Saved entries
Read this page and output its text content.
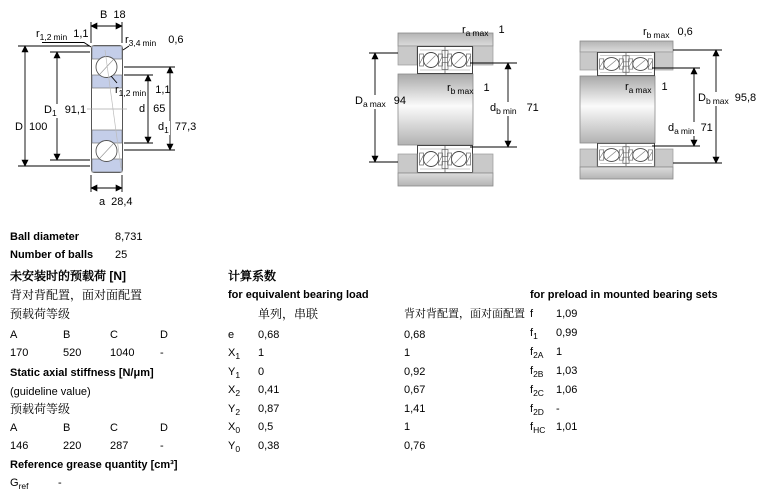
B 18
$r_{1,2}$ $_{min}$ 1,1	$r_{3,4}$ $_{min}$ 0,6
$r_{1,2}$ $_{min}$ 1,1
$D_1$ 91,1
D 100
d 65
$d_1$ 77,3
a 28,4
$r_a$ $_{max}$ 1
$r_b$ $_{max}$ 1
$D_a$ $_{max}$ 94
$d_b$ $_{min}$ 71
$r_b$ $_{max}$ 0,6
$r_a$ $_{max}$ 1
$D_b$ $_{max}$ 95,8
$d_a$ $_{min}$ 71
Ball diameter	8,731
Number of balls 25
未安装时的预载荷 [N]
背对背配置，面对面配置
预载荷等级
A	B	C	D
170	520	1040 -
Static axial stiffness [N/μm]
(guideline value)
预载荷等级
A	B	C	D
146	220	287	-
Reference grease quantity [cm³]
$G_{ref}$	-
计算系数
for equivalent bearing load
单列，串联	背对背配置，面对面配置
e 0,68	0,68
$X_1$ 1	1
$Y_1$ 0	0,92
$X_2$ 0,41	0,67
$Y_2$ 0,87	1,41
$X_0$ 0,5	1
$Y_0$ 0,38	0,76
for preload in mounted bearing sets
f 1,09
$f_1$ 0,99
$f_{2A}$ 1
$f_{2B}$ 1,03
$f_{2C}$ 1,06
$f_{2D}$ -
$f_{HC}$ 1,01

**What to work on**
Restate each entry word for word, please, but drop any images it holds.

**Response for this exercise**
Read this page and output its text content.
B 18
$r_{1,2}$ $_{min}$ 1,1	$r_{3,4}$ $_{min}$ 0,6
$r_{1,2}$ $_{min}$ 1,1
$D_1$ 91,1
D 100
d 65
$d_1$ 77,3
a 28,4
$r_a$ $_{max}$ 1
$r_b$ $_{max}$ 1
$D_a$ $_{max}$ 94
$d_b$ $_{min}$ 71
$r_b$ $_{max}$ 0,6
$r_a$ $_{max}$ 1
$D_b$ $_{max}$ 95,8
$d_a$ $_{min}$ 71
Ball diameter	8,731
Number of balls 25
未安装时的预载荷 [N]
背对背配置，面对面配置
预载荷等级
A	B	C	D
170	520	1040 -
Static axial stiffness [N/μm]
(guideline value)
预载荷等级
A	B	C	D
146	220	287	-
Reference grease quantity [cm³]
$G_{ref}$	-
计算系数
for equivalent bearing load
单列，串联	背对背配置，面对面配置
e 0,68	0,68
$X_1$ 1	1
$Y_1$ 0	0,92
$X_2$ 0,41	0,67
$Y_2$ 0,87	1,41
$X_0$ 0,5	1
$Y_0$ 0,38	0,76
for preload in mounted bearing sets
f 1,09
$f_1$ 0,99
$f_{2A}$ 1
$f_{2B}$ 1,03
$f_{2C}$ 1,06
$f_{2D}$ -
$f_{HC}$ 1,01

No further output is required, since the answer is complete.